##### Entries #####
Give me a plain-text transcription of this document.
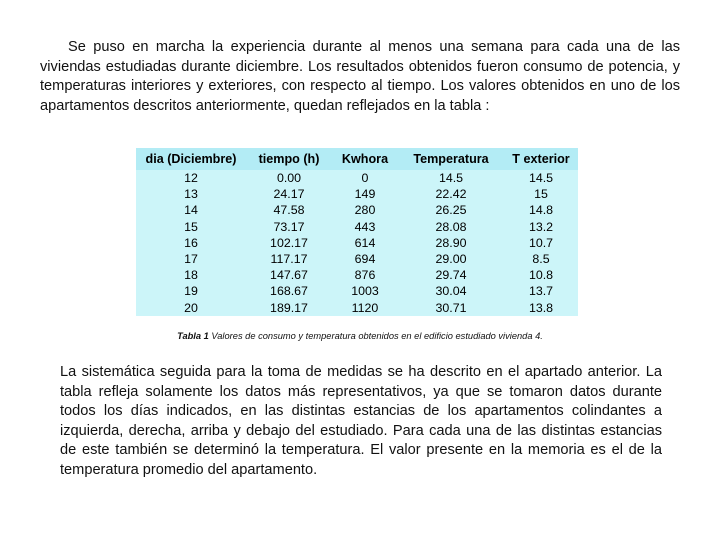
Se puso en marcha la experiencia durante al menos una semana para cada una de las viviendas estudiadas durante diciembre. Los resultados obtenidos fueron consumo de potencia, y temperaturas interiores y exteriores, con respecto al tiempo. Los valores obtenidos en uno de los apartamentos descritos anteriormente, quedan reflejados en la tabla :

dia (Diciembre)	tiempo (h)	Kwhora	Temperatura	T exterior
12	0.00	0	14.5	14.5
13	24.17	149	22.42	15
14	47.58	280	26.25	14.8
15	73.17	443	28.08	13.2
16	102.17	614	28.90	10.7
17	117.17	694	29.00	8.5
18	147.67	876	29.74	10.8
19	168.67	1003	30.04	13.7
20	189.17	1120	30.71	13.8

Tabla 1 Valores de consumo y temperatura obtenidos en el edificio estudiado vivienda 4.

La sistemática seguida para la toma de medidas se ha descrito en el apartado anterior. La tabla refleja solamente los datos más representativos, ya que se tomaron datos durante todos los días indicados, en las distintas estancias de los apartamentos colindantes a izquierda, derecha, arriba y debajo del estudiado. Para cada una de las distintas estancias de este también se determinó la temperatura. El valor presente en la memoria es el de la temperatura promedio del apartamento.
#####
> _Written exercise_
Gather each line of the records holding the string "obtenidos".

> _Response to the task_
Se puso en marcha la experiencia durante al menos una semana para cada una de las viviendas estudiadas durante diciembre. Los resultados obtenidos fueron consumo de potencia, y temperaturas interiores y exteriores, con respecto al tiempo. Los valores obtenidos en uno de los apartamentos descritos anteriormente, quedan reflejados en la tabla :
Tabla 1 Valores de consumo y temperatura obtenidos en el edificio estudiado vivienda 4.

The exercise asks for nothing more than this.